### WHAT TO PRODUCE:
Go through the entries below and pick out every line with "tiêu".

(Records)

BEGIN

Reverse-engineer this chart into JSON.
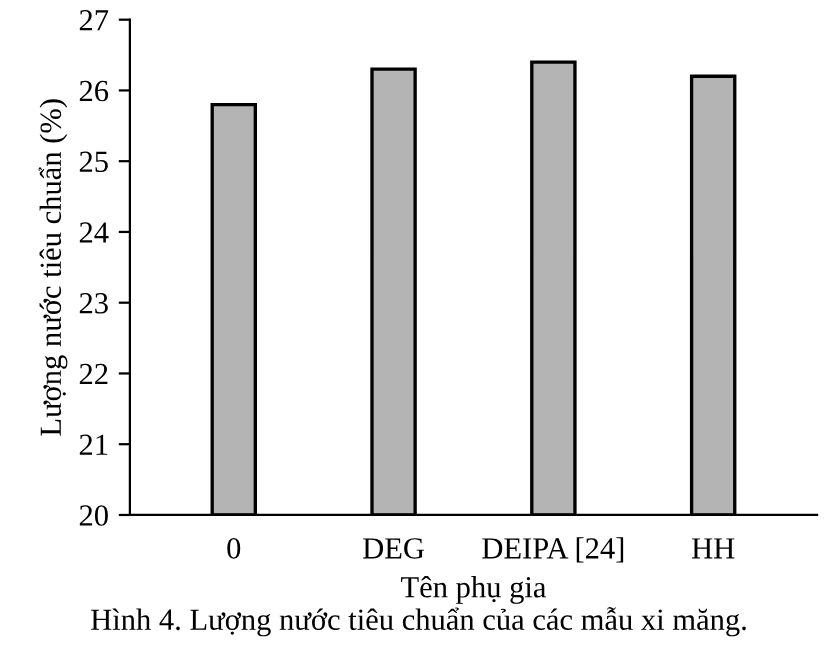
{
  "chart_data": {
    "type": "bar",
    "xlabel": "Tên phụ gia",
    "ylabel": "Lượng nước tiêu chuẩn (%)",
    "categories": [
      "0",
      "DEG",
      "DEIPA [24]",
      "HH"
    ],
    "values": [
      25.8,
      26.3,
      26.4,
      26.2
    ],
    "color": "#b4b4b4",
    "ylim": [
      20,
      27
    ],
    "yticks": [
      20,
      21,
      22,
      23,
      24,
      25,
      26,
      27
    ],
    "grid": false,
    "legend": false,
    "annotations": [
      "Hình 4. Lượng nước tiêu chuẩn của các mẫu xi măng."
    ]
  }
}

END

### OUTPUT OF THE TASK:
    "ylabel": "Lượng nước tiêu chuẩn (%)",
      "Hình 4. Lượng nước tiêu chuẩn của các mẫu xi măng."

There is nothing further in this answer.